Work required:
Entries follow. Set all of them down as they stand.

Dataset items:
----------------
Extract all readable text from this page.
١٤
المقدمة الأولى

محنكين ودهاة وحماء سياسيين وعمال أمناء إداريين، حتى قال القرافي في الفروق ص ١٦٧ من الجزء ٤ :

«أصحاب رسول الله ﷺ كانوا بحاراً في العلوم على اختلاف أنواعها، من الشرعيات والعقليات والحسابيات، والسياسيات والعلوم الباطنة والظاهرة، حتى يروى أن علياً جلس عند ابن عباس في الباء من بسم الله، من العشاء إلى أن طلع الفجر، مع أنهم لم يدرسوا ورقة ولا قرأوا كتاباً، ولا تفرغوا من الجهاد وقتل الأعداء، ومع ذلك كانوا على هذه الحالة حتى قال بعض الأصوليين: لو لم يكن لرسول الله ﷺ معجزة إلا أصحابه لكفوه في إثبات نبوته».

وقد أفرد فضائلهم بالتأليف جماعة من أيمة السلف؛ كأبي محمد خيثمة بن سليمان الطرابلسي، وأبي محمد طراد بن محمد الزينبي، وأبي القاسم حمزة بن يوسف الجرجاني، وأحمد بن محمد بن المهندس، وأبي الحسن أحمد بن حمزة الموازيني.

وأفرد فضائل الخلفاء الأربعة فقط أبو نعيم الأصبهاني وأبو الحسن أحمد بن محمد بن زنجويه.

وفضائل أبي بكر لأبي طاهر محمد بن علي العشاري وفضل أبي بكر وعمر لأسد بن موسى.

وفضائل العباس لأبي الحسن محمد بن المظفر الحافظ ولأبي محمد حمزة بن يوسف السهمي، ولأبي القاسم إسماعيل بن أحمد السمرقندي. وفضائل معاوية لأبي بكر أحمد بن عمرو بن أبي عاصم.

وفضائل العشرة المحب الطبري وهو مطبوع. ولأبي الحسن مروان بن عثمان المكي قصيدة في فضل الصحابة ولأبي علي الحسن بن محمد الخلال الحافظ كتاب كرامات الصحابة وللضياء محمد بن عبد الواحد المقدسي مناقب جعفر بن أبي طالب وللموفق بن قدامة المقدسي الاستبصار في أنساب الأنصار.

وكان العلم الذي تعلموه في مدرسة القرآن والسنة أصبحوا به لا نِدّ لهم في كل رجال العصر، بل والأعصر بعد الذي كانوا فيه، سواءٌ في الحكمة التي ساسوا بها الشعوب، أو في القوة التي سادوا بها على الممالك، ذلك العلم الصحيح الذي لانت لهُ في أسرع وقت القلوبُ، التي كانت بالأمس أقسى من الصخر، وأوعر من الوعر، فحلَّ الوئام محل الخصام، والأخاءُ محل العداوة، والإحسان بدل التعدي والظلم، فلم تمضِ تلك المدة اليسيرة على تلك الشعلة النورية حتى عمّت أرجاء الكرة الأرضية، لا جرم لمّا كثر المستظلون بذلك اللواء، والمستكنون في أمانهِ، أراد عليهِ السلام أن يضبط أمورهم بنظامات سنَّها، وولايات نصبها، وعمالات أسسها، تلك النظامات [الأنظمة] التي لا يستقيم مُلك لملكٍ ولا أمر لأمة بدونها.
----------------
Task solution:
Extract all readable text from this page.
١٤
المقدمة الأولى

محنكين ودهاة وحماء سياسيين وعمال أمناء إداريين، حتى قال القرافي في الفروق ص ١٦٧ من الجزء ٤ :

«أصحاب رسول الله ﷺ كانوا بحاراً في العلوم على اختلاف أنواعها، من الشرعيات والعقليات والحسابيات، والسياسيات والعلوم الباطنة والظاهرة، حتى يروى أن علياً جلس عند ابن عباس في الباء من بسم الله، من العشاء إلى أن طلع الفجر، مع أنهم لم يدرسوا ورقة ولا قرأوا كتاباً، ولا تفرغوا من الجهاد وقتل الأعداء، ومع ذلك كانوا على هذه الحالة حتى قال بعض الأصوليين: لو لم يكن لرسول الله ﷺ معجزة إلا أصحابه لكفوه في إثبات نبوته».

وقد أفرد فضائلهم بالتأليف جماعة من أيمة السلف؛ كأبي محمد خيثمة بن سليمان الطرابلسي، وأبي محمد طراد بن محمد الزينبي، وأبي القاسم حمزة بن يوسف الجرجاني، وأحمد بن محمد بن المهندس، وأبي الحسن أحمد بن حمزة الموازيني.

وأفرد فضائل الخلفاء الأربعة فقط أبو نعيم الأصبهاني وأبو الحسن أحمد بن محمد بن زنجويه.

وفضائل أبي بكر لأبي طاهر محمد بن علي العشاري وفضل أبي بكر وعمر لأسد بن موسى.

وفضائل العباس لأبي الحسن محمد بن المظفر الحافظ ولأبي محمد حمزة بن يوسف السهمي، ولأبي القاسم إسماعيل بن أحمد السمرقندي. وفضائل معاوية لأبي بكر أحمد بن عمرو بن أبي عاصم.

وفضائل العشرة المحب الطبري وهو مطبوع. ولأبي الحسن مروان بن عثمان المكي قصيدة في فضل الصحابة ولأبي علي الحسن بن محمد الخلال الحافظ كتاب كرامات الصحابة وللضياء محمد بن عبد الواحد المقدسي مناقب جعفر بن أبي طالب وللموفق بن قدامة المقدسي الاستبصار في أنساب الأنصار.

وكان العلم الذي تعلموه في مدرسة القرآن والسنة أصبحوا به لا نِدّ لهم في كل رجال العصر، بل والأعصر بعد الذي كانوا فيه، سواءٌ في الحكمة التي ساسوا بها الشعوب، أو في القوة التي سادوا بها على الممالك، ذلك العلم الصحيح الذي لانت لهُ في أسرع وقت القلوبُ، التي كانت بالأمس أقسى من الصخر، وأوعر من الوعر، فحلَّ الوئام محل الخصام، والأخاءُ محل العداوة، والإحسان بدل التعدي والظلم، فلم تمضِ تلك المدة اليسيرة على تلك الشعلة النورية حتى عمّت أرجاء الكرة الأرضية، لا جرم لمّا كثر المستظلون بذلك اللواء، والمستكنون في أمانهِ، أراد عليهِ السلام أن يضبط أمورهم بنظامات سنَّها، وولايات نصبها، وعمالات أسسها، تلك النظامات [الأنظمة] التي لا يستقيم مُلك لملكٍ ولا أمر لأمة بدونها.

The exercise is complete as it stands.